__Instruction__: Beginning with the line that holds "Parse this screenshot: output", set down each line of the data below through the very last, exactly as given, and nothing beyond that.

----

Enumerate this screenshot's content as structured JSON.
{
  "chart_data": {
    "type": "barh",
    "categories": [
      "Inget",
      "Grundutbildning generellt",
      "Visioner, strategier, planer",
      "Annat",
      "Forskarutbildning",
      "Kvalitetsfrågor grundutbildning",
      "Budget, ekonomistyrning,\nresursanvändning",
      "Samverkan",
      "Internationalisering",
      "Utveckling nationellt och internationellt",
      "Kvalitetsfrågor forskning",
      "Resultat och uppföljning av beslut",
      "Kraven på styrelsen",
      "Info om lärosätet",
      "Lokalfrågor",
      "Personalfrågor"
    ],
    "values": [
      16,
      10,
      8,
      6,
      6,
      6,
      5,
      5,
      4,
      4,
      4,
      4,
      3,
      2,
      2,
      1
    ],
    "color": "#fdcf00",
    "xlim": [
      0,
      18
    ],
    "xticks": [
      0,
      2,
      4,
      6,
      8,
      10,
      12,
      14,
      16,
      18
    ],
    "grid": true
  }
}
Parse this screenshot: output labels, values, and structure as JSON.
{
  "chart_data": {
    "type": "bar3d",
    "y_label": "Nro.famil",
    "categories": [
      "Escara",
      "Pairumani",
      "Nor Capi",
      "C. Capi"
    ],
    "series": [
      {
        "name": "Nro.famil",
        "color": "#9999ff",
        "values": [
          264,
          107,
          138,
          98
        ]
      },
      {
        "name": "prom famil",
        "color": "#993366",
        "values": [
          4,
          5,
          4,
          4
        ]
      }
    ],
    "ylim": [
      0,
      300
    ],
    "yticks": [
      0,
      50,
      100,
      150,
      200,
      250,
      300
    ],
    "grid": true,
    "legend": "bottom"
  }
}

----

__Solution to this exercise__:
Parse this screenshot: output labels, values, and structure as JSON.
{
  "chart_data": {
    "type": "bar3d",
    "y_label": "Nro.famil",
    "categories": [
      "Escara",
      "Pairumani",
      "Nor Capi",
      "C. Capi"
    ],
    "series": [
      {
        "name": "Nro.famil",
        "color": "#9999ff",
        "values": [
          264,
          107,
          138,
          98
        ]
      },
      {
        "name": "prom famil",
        "color": "#993366",
        "values": [
          4,
          5,
          4,
          4
        ]
      }
    ],
    "ylim": [
      0,
      300
    ],
    "yticks": [
      0,
      50,
      100,
      150,
      200,
      250,
      300
    ],
    "grid": true,
    "legend": "bottom"
  }
}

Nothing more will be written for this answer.